WHAT YOU SHOULD DO
Your task is to output all the records below, word for word.

RECORDS TO PROCESS

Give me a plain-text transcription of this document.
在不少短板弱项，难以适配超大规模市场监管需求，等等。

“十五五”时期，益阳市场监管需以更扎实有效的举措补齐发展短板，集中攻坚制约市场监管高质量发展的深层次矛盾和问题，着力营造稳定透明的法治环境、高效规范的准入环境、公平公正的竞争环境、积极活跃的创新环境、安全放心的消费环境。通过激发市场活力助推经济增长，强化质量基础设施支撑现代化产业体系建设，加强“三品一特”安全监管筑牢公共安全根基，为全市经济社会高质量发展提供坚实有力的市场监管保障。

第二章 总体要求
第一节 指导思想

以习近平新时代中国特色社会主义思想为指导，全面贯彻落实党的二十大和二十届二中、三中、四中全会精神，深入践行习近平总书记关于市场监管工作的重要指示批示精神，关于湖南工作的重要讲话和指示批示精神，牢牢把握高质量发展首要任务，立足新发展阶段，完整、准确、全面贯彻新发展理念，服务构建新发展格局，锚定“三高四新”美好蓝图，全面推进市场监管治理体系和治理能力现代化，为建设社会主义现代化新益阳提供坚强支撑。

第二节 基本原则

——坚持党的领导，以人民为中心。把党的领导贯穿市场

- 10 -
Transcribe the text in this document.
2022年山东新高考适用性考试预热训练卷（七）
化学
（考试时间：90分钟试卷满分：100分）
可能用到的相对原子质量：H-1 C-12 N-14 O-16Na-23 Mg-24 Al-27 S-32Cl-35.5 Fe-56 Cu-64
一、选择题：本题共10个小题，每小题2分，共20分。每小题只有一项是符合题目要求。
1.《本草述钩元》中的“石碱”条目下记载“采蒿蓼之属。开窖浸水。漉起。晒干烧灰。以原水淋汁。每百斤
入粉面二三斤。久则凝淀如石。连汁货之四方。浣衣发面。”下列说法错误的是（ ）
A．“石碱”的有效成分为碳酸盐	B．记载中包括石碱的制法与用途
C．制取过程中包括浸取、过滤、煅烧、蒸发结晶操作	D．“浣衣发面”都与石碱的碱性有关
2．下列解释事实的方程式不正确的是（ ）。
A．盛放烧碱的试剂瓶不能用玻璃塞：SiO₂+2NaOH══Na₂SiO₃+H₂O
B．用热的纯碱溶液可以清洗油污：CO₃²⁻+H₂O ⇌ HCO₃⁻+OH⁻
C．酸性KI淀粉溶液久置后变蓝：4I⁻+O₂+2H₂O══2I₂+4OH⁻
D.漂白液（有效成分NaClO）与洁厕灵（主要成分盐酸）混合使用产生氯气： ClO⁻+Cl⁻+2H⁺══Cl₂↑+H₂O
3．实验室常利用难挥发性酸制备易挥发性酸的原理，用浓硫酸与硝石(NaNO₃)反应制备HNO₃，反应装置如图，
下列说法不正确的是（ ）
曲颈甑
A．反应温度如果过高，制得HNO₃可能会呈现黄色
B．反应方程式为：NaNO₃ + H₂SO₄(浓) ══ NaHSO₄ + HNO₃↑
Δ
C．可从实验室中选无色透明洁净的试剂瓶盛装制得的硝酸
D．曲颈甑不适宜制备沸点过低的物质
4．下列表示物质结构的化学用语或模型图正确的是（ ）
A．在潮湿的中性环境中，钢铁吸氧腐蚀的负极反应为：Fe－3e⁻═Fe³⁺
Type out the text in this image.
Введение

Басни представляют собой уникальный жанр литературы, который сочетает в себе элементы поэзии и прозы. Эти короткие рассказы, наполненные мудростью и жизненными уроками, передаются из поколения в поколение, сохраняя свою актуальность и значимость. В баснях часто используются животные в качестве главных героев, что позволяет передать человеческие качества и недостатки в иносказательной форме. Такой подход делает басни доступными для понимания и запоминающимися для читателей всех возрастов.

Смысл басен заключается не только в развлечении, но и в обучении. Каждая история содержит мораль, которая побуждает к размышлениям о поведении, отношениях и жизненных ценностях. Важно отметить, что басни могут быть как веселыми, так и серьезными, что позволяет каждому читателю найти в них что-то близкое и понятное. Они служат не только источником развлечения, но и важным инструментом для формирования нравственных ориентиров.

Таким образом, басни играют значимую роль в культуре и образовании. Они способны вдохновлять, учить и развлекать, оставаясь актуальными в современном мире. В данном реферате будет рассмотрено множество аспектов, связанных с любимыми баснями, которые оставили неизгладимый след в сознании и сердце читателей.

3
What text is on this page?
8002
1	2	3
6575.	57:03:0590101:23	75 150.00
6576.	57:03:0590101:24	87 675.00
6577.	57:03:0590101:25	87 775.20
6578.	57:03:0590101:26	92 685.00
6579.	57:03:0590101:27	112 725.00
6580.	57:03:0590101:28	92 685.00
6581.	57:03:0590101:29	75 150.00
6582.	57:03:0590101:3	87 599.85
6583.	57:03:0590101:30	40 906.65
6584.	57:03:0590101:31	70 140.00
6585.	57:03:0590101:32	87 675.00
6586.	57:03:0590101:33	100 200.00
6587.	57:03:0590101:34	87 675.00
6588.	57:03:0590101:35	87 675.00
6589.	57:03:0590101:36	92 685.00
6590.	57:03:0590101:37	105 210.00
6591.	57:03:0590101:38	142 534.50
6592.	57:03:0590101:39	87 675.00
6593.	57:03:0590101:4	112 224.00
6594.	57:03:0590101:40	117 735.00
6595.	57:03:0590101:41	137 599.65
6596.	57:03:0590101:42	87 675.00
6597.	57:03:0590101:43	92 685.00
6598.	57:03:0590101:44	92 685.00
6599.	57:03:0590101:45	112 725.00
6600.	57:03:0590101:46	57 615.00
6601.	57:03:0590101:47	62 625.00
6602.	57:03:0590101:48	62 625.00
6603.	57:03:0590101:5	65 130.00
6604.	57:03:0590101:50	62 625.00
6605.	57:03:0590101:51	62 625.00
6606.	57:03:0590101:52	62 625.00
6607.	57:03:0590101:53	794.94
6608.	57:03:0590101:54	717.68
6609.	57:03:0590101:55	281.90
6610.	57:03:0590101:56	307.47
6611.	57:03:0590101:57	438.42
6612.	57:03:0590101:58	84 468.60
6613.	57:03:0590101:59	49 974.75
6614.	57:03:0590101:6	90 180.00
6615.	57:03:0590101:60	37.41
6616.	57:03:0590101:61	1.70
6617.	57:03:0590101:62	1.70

WRITTEN ANSWER
Give me a plain-text transcription of this document.
在不少短板弱项，难以适配超大规模市场监管需求，等等。

“十五五”时期，益阳市场监管需以更扎实有效的举措补齐发展短板，集中攻坚制约市场监管高质量发展的深层次矛盾和问题，着力营造稳定透明的法治环境、高效规范的准入环境、公平公正的竞争环境、积极活跃的创新环境、安全放心的消费环境。通过激发市场活力助推经济增长，强化质量基础设施支撑现代化产业体系建设，加强“三品一特”安全监管筑牢公共安全根基，为全市经济社会高质量发展提供坚实有力的市场监管保障。

第二章 总体要求
第一节 指导思想

以习近平新时代中国特色社会主义思想为指导，全面贯彻落实党的二十大和二十届二中、三中、四中全会精神，深入践行习近平总书记关于市场监管工作的重要指示批示精神，关于湖南工作的重要讲话和指示批示精神，牢牢把握高质量发展首要任务，立足新发展阶段，完整、准确、全面贯彻新发展理念，服务构建新发展格局，锚定“三高四新”美好蓝图，全面推进市场监管治理体系和治理能力现代化，为建设社会主义现代化新益阳提供坚强支撑。

第二节 基本原则

——坚持党的领导，以人民为中心。把党的领导贯穿市场

- 10 -
Transcribe the text in this document.
2022年山东新高考适用性考试预热训练卷（七）
化学
（考试时间：90分钟试卷满分：100分）
可能用到的相对原子质量：H-1 C-12 N-14 O-16Na-23 Mg-24 Al-27 S-32Cl-35.5 Fe-56 Cu-64
一、选择题：本题共10个小题，每小题2分，共20分。每小题只有一项是符合题目要求。
1.《本草述钩元》中的“石碱”条目下记载“采蒿蓼之属。开窖浸水。漉起。晒干烧灰。以原水淋汁。每百斤
入粉面二三斤。久则凝淀如石。连汁货之四方。浣衣发面。”下列说法错误的是（ ）
A．“石碱”的有效成分为碳酸盐	B．记载中包括石碱的制法与用途
C．制取过程中包括浸取、过滤、煅烧、蒸发结晶操作	D．“浣衣发面”都与石碱的碱性有关
2．下列解释事实的方程式不正确的是（ ）。
A．盛放烧碱的试剂瓶不能用玻璃塞：SiO₂+2NaOH══Na₂SiO₃+H₂O
B．用热的纯碱溶液可以清洗油污：CO₃²⁻+H₂O ⇌ HCO₃⁻+OH⁻
C．酸性KI淀粉溶液久置后变蓝：4I⁻+O₂+2H₂O══2I₂+4OH⁻
D.漂白液（有效成分NaClO）与洁厕灵（主要成分盐酸）混合使用产生氯气： ClO⁻+Cl⁻+2H⁺══Cl₂↑+H₂O
3．实验室常利用难挥发性酸制备易挥发性酸的原理，用浓硫酸与硝石(NaNO₃)反应制备HNO₃，反应装置如图，
下列说法不正确的是（ ）
曲颈甑
A．反应温度如果过高，制得HNO₃可能会呈现黄色
B．反应方程式为：NaNO₃ + H₂SO₄(浓) ══ NaHSO₄ + HNO₃↑
Δ
C．可从实验室中选无色透明洁净的试剂瓶盛装制得的硝酸
D．曲颈甑不适宜制备沸点过低的物质
4．下列表示物质结构的化学用语或模型图正确的是（ ）
A．在潮湿的中性环境中，钢铁吸氧腐蚀的负极反应为：Fe－3e⁻═Fe³⁺
Type out the text in this image.
Введение

Басни представляют собой уникальный жанр литературы, который сочетает в себе элементы поэзии и прозы. Эти короткие рассказы, наполненные мудростью и жизненными уроками, передаются из поколения в поколение, сохраняя свою актуальность и значимость. В баснях часто используются животные в качестве главных героев, что позволяет передать человеческие качества и недостатки в иносказательной форме. Такой подход делает басни доступными для понимания и запоминающимися для читателей всех возрастов.

Смысл басен заключается не только в развлечении, но и в обучении. Каждая история содержит мораль, которая побуждает к размышлениям о поведении, отношениях и жизненных ценностях. Важно отметить, что басни могут быть как веселыми, так и серьезными, что позволяет каждому читателю найти в них что-то близкое и понятное. Они служат не только источником развлечения, но и важным инструментом для формирования нравственных ориентиров.

Таким образом, басни играют значимую роль в культуре и образовании. Они способны вдохновлять, учить и развлекать, оставаясь актуальными в современном мире. В данном реферате будет рассмотрено множество аспектов, связанных с любимыми баснями, которые оставили неизгладимый след в сознании и сердце читателей.

3
What text is on this page?
8002
1	2	3
6575.	57:03:0590101:23	75 150.00
6576.	57:03:0590101:24	87 675.00
6577.	57:03:0590101:25	87 775.20
6578.	57:03:0590101:26	92 685.00
6579.	57:03:0590101:27	112 725.00
6580.	57:03:0590101:28	92 685.00
6581.	57:03:0590101:29	75 150.00
6582.	57:03:0590101:3	87 599.85
6583.	57:03:0590101:30	40 906.65
6584.	57:03:0590101:31	70 140.00
6585.	57:03:0590101:32	87 675.00
6586.	57:03:0590101:33	100 200.00
6587.	57:03:0590101:34	87 675.00
6588.	57:03:0590101:35	87 675.00
6589.	57:03:0590101:36	92 685.00
6590.	57:03:0590101:37	105 210.00
6591.	57:03:0590101:38	142 534.50
6592.	57:03:0590101:39	87 675.00
6593.	57:03:0590101:4	112 224.00
6594.	57:03:0590101:40	117 735.00
6595.	57:03:0590101:41	137 599.65
6596.	57:03:0590101:42	87 675.00
6597.	57:03:0590101:43	92 685.00
6598.	57:03:0590101:44	92 685.00
6599.	57:03:0590101:45	112 725.00
6600.	57:03:0590101:46	57 615.00
6601.	57:03:0590101:47	62 625.00
6602.	57:03:0590101:48	62 625.00
6603.	57:03:0590101:5	65 130.00
6604.	57:03:0590101:50	62 625.00
6605.	57:03:0590101:51	62 625.00
6606.	57:03:0590101:52	62 625.00
6607.	57:03:0590101:53	794.94
6608.	57:03:0590101:54	717.68
6609.	57:03:0590101:55	281.90
6610.	57:03:0590101:56	307.47
6611.	57:03:0590101:57	438.42
6612.	57:03:0590101:58	84 468.60
6613.	57:03:0590101:59	49 974.75
6614.	57:03:0590101:6	90 180.00
6615.	57:03:0590101:60	37.41
6616.	57:03:0590101:61	1.70
6617.	57:03:0590101:62	1.70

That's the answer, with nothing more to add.